### [WHAT YOU ARE ASKED TO DO]
In this exercise, return the whole listing exactly, excluding any images.

[START]

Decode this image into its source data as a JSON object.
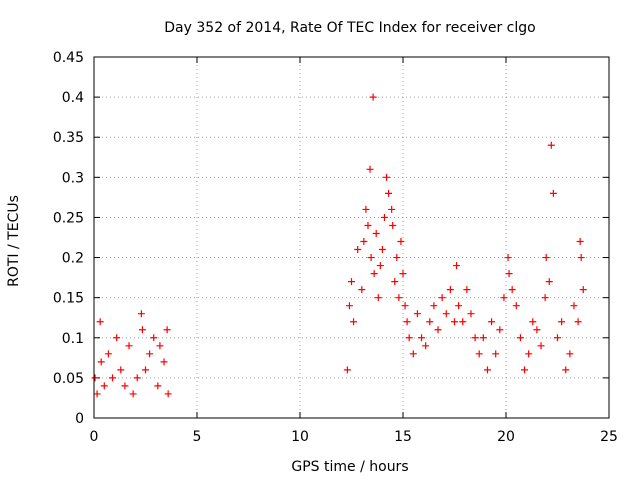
{
  "chart_data": {
    "type": "scatter",
    "title": "Day 352 of 2014, Rate Of TEC Index for receiver clgo",
    "xlabel": "GPS time / hours",
    "ylabel": "ROTI / TECUs",
    "xlim": [
      0,
      25
    ],
    "ylim": [
      0,
      0.45
    ],
    "xticks": [
      0,
      5,
      10,
      15,
      20,
      25
    ],
    "xtick_labels": [
      "0",
      "5",
      "10",
      "15",
      "20",
      "25"
    ],
    "yticks": [
      0,
      0.05,
      0.1,
      0.15,
      0.2,
      0.25,
      0.3,
      0.35,
      0.4,
      0.45
    ],
    "ytick_labels": [
      "0",
      "0.05",
      "0.1",
      "0.15",
      "0.2",
      "0.25",
      "0.3",
      "0.35",
      "0.4",
      "0.45"
    ],
    "grid": true,
    "marker": "+",
    "color": "#ff0000",
    "series": [
      {
        "name": "ROTI",
        "x": [
          0.05,
          0.15,
          0.3,
          0.35,
          0.5,
          0.7,
          0.9,
          1.1,
          1.3,
          1.5,
          1.7,
          1.9,
          2.1,
          2.3,
          2.35,
          2.5,
          2.7,
          2.9,
          3.1,
          3.2,
          3.4,
          3.55,
          3.6,
          12.3,
          12.4,
          12.5,
          12.6,
          12.8,
          13.0,
          13.1,
          13.2,
          13.3,
          13.4,
          13.45,
          13.55,
          13.6,
          13.7,
          13.8,
          13.9,
          14.0,
          14.1,
          14.2,
          14.3,
          14.45,
          14.5,
          14.6,
          14.7,
          14.8,
          14.9,
          15.0,
          15.1,
          15.2,
          15.3,
          15.5,
          15.7,
          15.9,
          16.1,
          16.3,
          16.5,
          16.7,
          16.9,
          17.1,
          17.3,
          17.5,
          17.6,
          17.7,
          17.9,
          18.1,
          18.3,
          18.5,
          18.7,
          18.9,
          19.1,
          19.3,
          19.5,
          19.7,
          19.9,
          20.1,
          20.15,
          20.3,
          20.5,
          20.7,
          20.9,
          21.1,
          21.3,
          21.5,
          21.7,
          21.9,
          21.95,
          22.1,
          22.2,
          22.3,
          22.5,
          22.7,
          22.9,
          23.1,
          23.3,
          23.5,
          23.6,
          23.65,
          23.75
        ],
        "y": [
          0.05,
          0.03,
          0.12,
          0.07,
          0.04,
          0.08,
          0.05,
          0.1,
          0.06,
          0.04,
          0.09,
          0.03,
          0.05,
          0.13,
          0.11,
          0.06,
          0.08,
          0.1,
          0.04,
          0.09,
          0.07,
          0.11,
          0.03,
          0.06,
          0.14,
          0.17,
          0.12,
          0.21,
          0.16,
          0.22,
          0.26,
          0.24,
          0.31,
          0.2,
          0.4,
          0.18,
          0.23,
          0.15,
          0.19,
          0.21,
          0.25,
          0.3,
          0.28,
          0.26,
          0.24,
          0.17,
          0.2,
          0.15,
          0.22,
          0.18,
          0.14,
          0.12,
          0.1,
          0.08,
          0.13,
          0.1,
          0.09,
          0.12,
          0.14,
          0.11,
          0.15,
          0.13,
          0.16,
          0.12,
          0.19,
          0.14,
          0.12,
          0.16,
          0.13,
          0.1,
          0.08,
          0.1,
          0.06,
          0.12,
          0.08,
          0.11,
          0.15,
          0.2,
          0.18,
          0.16,
          0.14,
          0.1,
          0.06,
          0.08,
          0.12,
          0.11,
          0.09,
          0.15,
          0.2,
          0.17,
          0.34,
          0.28,
          0.1,
          0.12,
          0.06,
          0.08,
          0.14,
          0.12,
          0.22,
          0.2,
          0.16
        ]
      }
    ]
  }
}
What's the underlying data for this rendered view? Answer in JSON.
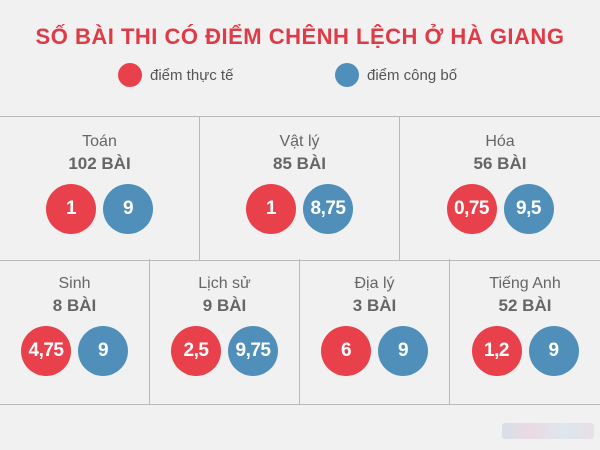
{
  "title": "SỐ BÀI THI CÓ ĐIỂM CHÊNH LỆCH Ở HÀ GIANG",
  "legend": {
    "actual_label": "điểm thực tế",
    "published_label": "điểm công bố"
  },
  "colors": {
    "title": "#e03a47",
    "actual": "#e8414b",
    "published": "#4f8fba",
    "background": "#f1f1f1",
    "border": "#b9b9b9",
    "text": "#666666"
  },
  "subjects": [
    {
      "name": "Toán",
      "count": "102 BÀI",
      "actual": "1",
      "published": "9"
    },
    {
      "name": "Vật lý",
      "count": "85 BÀI",
      "actual": "1",
      "published": "8,75"
    },
    {
      "name": "Hóa",
      "count": "56 BÀI",
      "actual": "0,75",
      "published": "9,5"
    },
    {
      "name": "Sinh",
      "count": "8 BÀI",
      "actual": "4,75",
      "published": "9"
    },
    {
      "name": "Lịch sử",
      "count": "9 BÀI",
      "actual": "2,5",
      "published": "9,75"
    },
    {
      "name": "Địa lý",
      "count": "3 BÀI",
      "actual": "6",
      "published": "9"
    },
    {
      "name": "Tiếng Anh",
      "count": "52 BÀI",
      "actual": "1,2",
      "published": "9"
    }
  ]
}
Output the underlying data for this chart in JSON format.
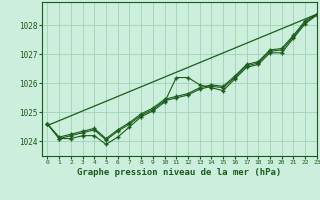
{
  "title": "Graphe pression niveau de la mer (hPa)",
  "background_color": "#cceedd",
  "grid_color": "#99ccaa",
  "line_color": "#1a5c1a",
  "xlim": [
    -0.5,
    23
  ],
  "ylim": [
    1023.5,
    1028.8
  ],
  "yticks": [
    1024,
    1025,
    1026,
    1027,
    1028
  ],
  "xticks": [
    0,
    1,
    2,
    3,
    4,
    5,
    6,
    7,
    8,
    9,
    10,
    11,
    12,
    13,
    14,
    15,
    16,
    17,
    18,
    19,
    20,
    21,
    22,
    23
  ],
  "series_main": [
    1024.6,
    1024.1,
    1024.1,
    1024.2,
    1024.2,
    1023.9,
    1024.15,
    1024.5,
    1024.85,
    1025.05,
    1025.35,
    1026.2,
    1026.2,
    1025.95,
    1025.85,
    1025.75,
    1026.15,
    1026.55,
    1026.65,
    1027.05,
    1027.05,
    1027.55,
    1028.05,
    1028.35
  ],
  "series_smooth1": [
    1024.6,
    1024.15,
    1024.25,
    1024.35,
    1024.45,
    1024.1,
    1024.4,
    1024.65,
    1024.95,
    1025.15,
    1025.45,
    1025.55,
    1025.65,
    1025.85,
    1025.95,
    1025.9,
    1026.25,
    1026.65,
    1026.75,
    1027.15,
    1027.2,
    1027.65,
    1028.15,
    1028.38
  ],
  "series_smooth2": [
    1024.6,
    1024.1,
    1024.2,
    1024.3,
    1024.4,
    1024.05,
    1024.35,
    1024.6,
    1024.9,
    1025.1,
    1025.4,
    1025.5,
    1025.6,
    1025.8,
    1025.9,
    1025.85,
    1026.2,
    1026.6,
    1026.7,
    1027.1,
    1027.15,
    1027.6,
    1028.1,
    1028.36
  ],
  "trend_line": [
    1024.55,
    1028.38
  ]
}
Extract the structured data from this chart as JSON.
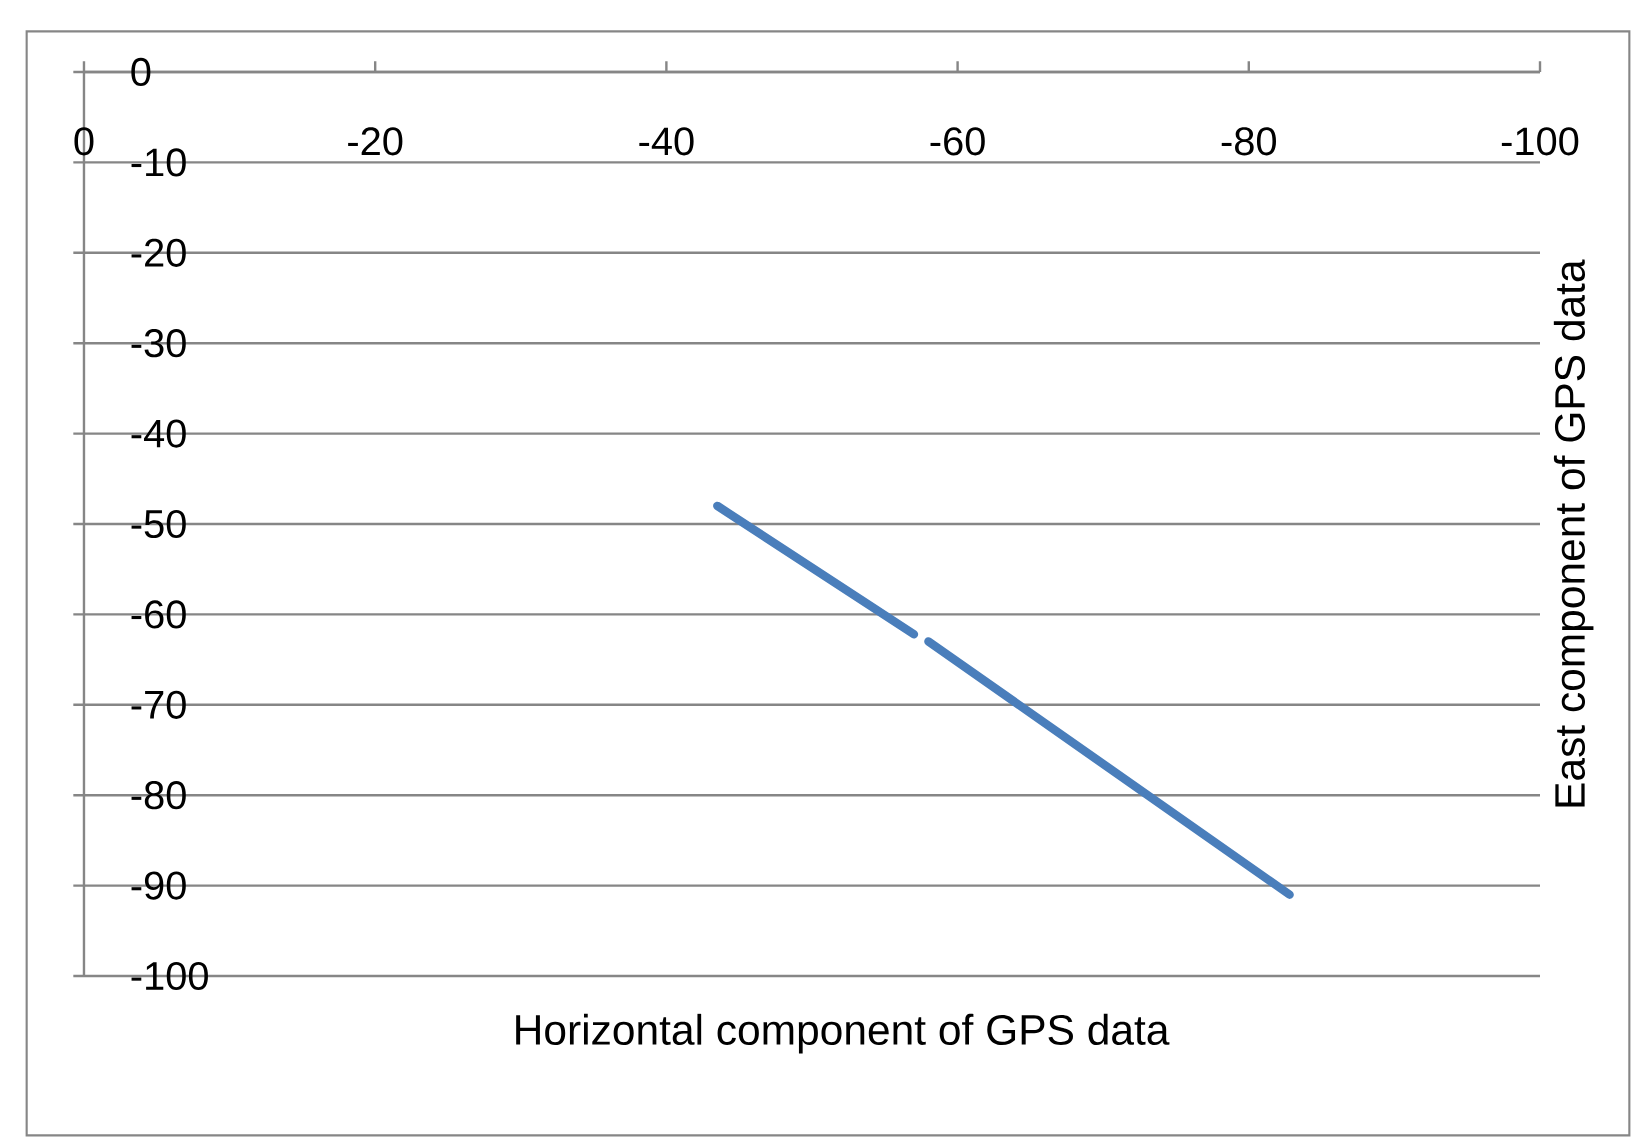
{
  "chart_data": {
    "type": "line",
    "xlabel": "Horizontal component  of GPS data",
    "ylabel": "East component of GPS data",
    "x": [
      -43.5,
      -57,
      null,
      -58,
      -82.8
    ],
    "series": [
      {
        "color": "#4a7ebb",
        "values": [
          -48,
          -62.2,
          null,
          -63,
          -91
        ]
      }
    ],
    "xlim": [
      0,
      -100
    ],
    "xticks": [
      0,
      -20,
      -40,
      -60,
      -80,
      -100
    ],
    "ylim": [
      -100,
      0
    ],
    "yticks": [
      0,
      -10,
      -20,
      -30,
      -40,
      -50,
      -60,
      -70,
      -80,
      -90,
      -100
    ],
    "grid": "y",
    "marker": "none",
    "line_style": "solid"
  }
}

[END]

### [EXERCISE OUTPUT]
Decode this image into its source data as a JSON object.
{
  "chart_data": {
    "type": "scatter",
    "title": "Day 352 of 2014, Rate Of TEC Index for receiver clgo",
    "xlabel": "GPS time / hours",
    "ylabel": "ROTI / TECUs",
    "xlim": [
      0,
      25
    ],
    "ylim": [
      0,
      0.45
    ],
    "xticks": [
      0,
      5,
      10,
      15,
      20,
      25
    ],
    "xtick_labels": [
      "0",
      "5",
      "10",
      "15",
      "20",
      "25"
    ],
    "yticks": [
      0,
      0.05,
      0.1,
      0.15,
      0.2,
      0.25,
      0.3,
      0.35,
      0.4,
      0.45
    ],
    "ytick_labels": [
      "0",
      "0.05",
      "0.1",
      "0.15",
      "0.2",
      "0.25",
      "0.3",
      "0.35",
      "0.4",
      "0.45"
    ],
    "grid": true,
    "marker": "+",
    "color": "#ff0000",
    "series": [
      {
        "name": "ROTI",
        "x": [
          0.05,
          0.15,
          0.3,
          0.35,
          0.5,
          0.7,
          0.9,
          1.1,
          1.3,
          1.5,
          1.7,
          1.9,
          2.1,
          2.3,
          2.35,
          2.5,
          2.7,
          2.9,
          3.1,
          3.2,
          3.4,
          3.55,
          3.6,
          12.3,
          12.4,
          12.5,
          12.6,
          12.8,
          13.0,
          13.1,
          13.2,
          13.3,
          13.4,
          13.45,
          13.55,
          13.6,
          13.7,
          13.8,
          13.9,
          14.0,
          14.1,
          14.2,
          14.3,
          14.45,
          14.5,
          14.6,
          14.7,
          14.8,
          14.9,
          15.0,
          15.1,
          15.2,
          15.3,
          15.5,
          15.7,
          15.9,
          16.1,
          16.3,
          16.5,
          16.7,
          16.9,
          17.1,
          17.3,
          17.5,
          17.6,
          17.7,
          17.9,
          18.1,
          18.3,
          18.5,
          18.7,
          18.9,
          19.1,
          19.3,
          19.5,
          19.7,
          19.9,
          20.1,
          20.15,
          20.3,
          20.5,
          20.7,
          20.9,
          21.1,
          21.3,
          21.5,
          21.7,
          21.9,
          21.95,
          22.1,
          22.2,
          22.3,
          22.5,
          22.7,
          22.9,
          23.1,
          23.3,
          23.5,
          23.6,
          23.65,
          23.75
        ],
        "y": [
          0.05,
          0.03,
          0.12,
          0.07,
          0.04,
          0.08,
          0.05,
          0.1,
          0.06,
          0.04,
          0.09,
          0.03,
          0.05,
          0.13,
          0.11,
          0.06,
          0.08,
          0.1,
          0.04,
          0.09,
          0.07,
          0.11,
          0.03,
          0.06,
          0.14,
          0.17,
          0.12,
          0.21,
          0.16,
          0.22,
          0.26,
          0.24,
          0.31,
          0.2,
          0.4,
          0.18,
          0.23,
          0.15,
          0.19,
          0.21,
          0.25,
          0.3,
          0.28,
          0.26,
          0.24,
          0.17,
          0.2,
          0.15,
          0.22,
          0.18,
          0.14,
          0.12,
          0.1,
          0.08,
          0.13,
          0.1,
          0.09,
          0.12,
          0.14,
          0.11,
          0.15,
          0.13,
          0.16,
          0.12,
          0.19,
          0.14,
          0.12,
          0.16,
          0.13,
          0.1,
          0.08,
          0.1,
          0.06,
          0.12,
          0.08,
          0.11,
          0.15,
          0.2,
          0.18,
          0.16,
          0.14,
          0.1,
          0.06,
          0.08,
          0.12,
          0.11,
          0.09,
          0.15,
          0.2,
          0.17,
          0.34,
          0.28,
          0.1,
          0.12,
          0.06,
          0.08,
          0.14,
          0.12,
          0.22,
          0.2,
          0.16
        ]
      }
    ]
  }
}
What's the underlying data for this rendered view? Answer in JSON.
{
  "title": "SỐ BÀI THI CÓ ĐIỂM CHÊNH LỆCH Ở HÀ GIANG",
  "legend": {
    "actual_label": "điểm thực tế",
    "published_label": "điểm công bố"
  },
  "colors": {
    "title": "#e03a47",
    "actual": "#e8414b",
    "published": "#4f8fba",
    "background": "#f1f1f1",
    "border": "#b9b9b9",
    "text": "#666666"
  },
  "subjects": [
    {
      "name": "Toán",
      "count": "102 BÀI",
      "actual": "1",
      "published": "9"
    },
    {
      "name": "Vật lý",
      "count": "85 BÀI",
      "actual": "1",
      "published": "8,75"
    },
    {
      "name": "Hóa",
      "count": "56 BÀI",
      "actual": "0,75",
      "published": "9,5"
    },
    {
      "name": "Sinh",
      "count": "8 BÀI",
      "actual": "4,75",
      "published": "9"
    },
    {
      "name": "Lịch sử",
      "count": "9 BÀI",
      "actual": "2,5",
      "published": "9,75"
    },
    {
      "name": "Địa lý",
      "count": "3 BÀI",
      "actual": "6",
      "published": "9"
    },
    {
      "name": "Tiếng Anh",
      "count": "52 BÀI",
      "actual": "1,2",
      "published": "9"
    }
  ]
}
Output the underlying data for this chart in JSON format.
{
  "title": "Graphe pression niveau de la mer (hPa)",
  "background_color": "#cceedd",
  "grid_color": "#99ccaa",
  "line_color": "#1a5c1a",
  "xlim": [
    -0.5,
    23
  ],
  "ylim": [
    1023.5,
    1028.8
  ],
  "yticks": [
    1024,
    1025,
    1026,
    1027,
    1028
  ],
  "xticks": [
    0,
    1,
    2,
    3,
    4,
    5,
    6,
    7,
    8,
    9,
    10,
    11,
    12,
    13,
    14,
    15,
    16,
    17,
    18,
    19,
    20,
    21,
    22,
    23
  ],
  "series_main": [
    1024.6,
    1024.1,
    1024.1,
    1024.2,
    1024.2,
    1023.9,
    1024.15,
    1024.5,
    1024.85,
    1025.05,
    1025.35,
    1026.2,
    1026.2,
    1025.95,
    1025.85,
    1025.75,
    1026.15,
    1026.55,
    1026.65,
    1027.05,
    1027.05,
    1027.55,
    1028.05,
    1028.35
  ],
  "series_smooth1": [
    1024.6,
    1024.15,
    1024.25,
    1024.35,
    1024.45,
    1024.1,
    1024.4,
    1024.65,
    1024.95,
    1025.15,
    1025.45,
    1025.55,
    1025.65,
    1025.85,
    1025.95,
    1025.9,
    1026.25,
    1026.65,
    1026.75,
    1027.15,
    1027.2,
    1027.65,
    1028.15,
    1028.38
  ],
  "series_smooth2": [
    1024.6,
    1024.1,
    1024.2,
    1024.3,
    1024.4,
    1024.05,
    1024.35,
    1024.6,
    1024.9,
    1025.1,
    1025.4,
    1025.5,
    1025.6,
    1025.8,
    1025.9,
    1025.85,
    1026.2,
    1026.6,
    1026.7,
    1027.1,
    1027.15,
    1027.6,
    1028.1,
    1028.36
  ],
  "trend_line": [
    1024.55,
    1028.38
  ]
}
Extract the structured data from this chart as JSON.
{
  "chart_data": {
    "type": "line",
    "xlabel": "Horizontal component  of GPS data",
    "ylabel": "East component of GPS data",
    "x": [
      -43.5,
      -57,
      null,
      -58,
      -82.8
    ],
    "series": [
      {
        "color": "#4a7ebb",
        "values": [
          -48,
          -62.2,
          null,
          -63,
          -91
        ]
      }
    ],
    "xlim": [
      0,
      -100
    ],
    "xticks": [
      0,
      -20,
      -40,
      -60,
      -80,
      -100
    ],
    "ylim": [
      -100,
      0
    ],
    "yticks": [
      0,
      -10,
      -20,
      -30,
      -40,
      -50,
      -60,
      -70,
      -80,
      -90,
      -100
    ],
    "grid": "y",
    "marker": "none",
    "line_style": "solid"
  }
}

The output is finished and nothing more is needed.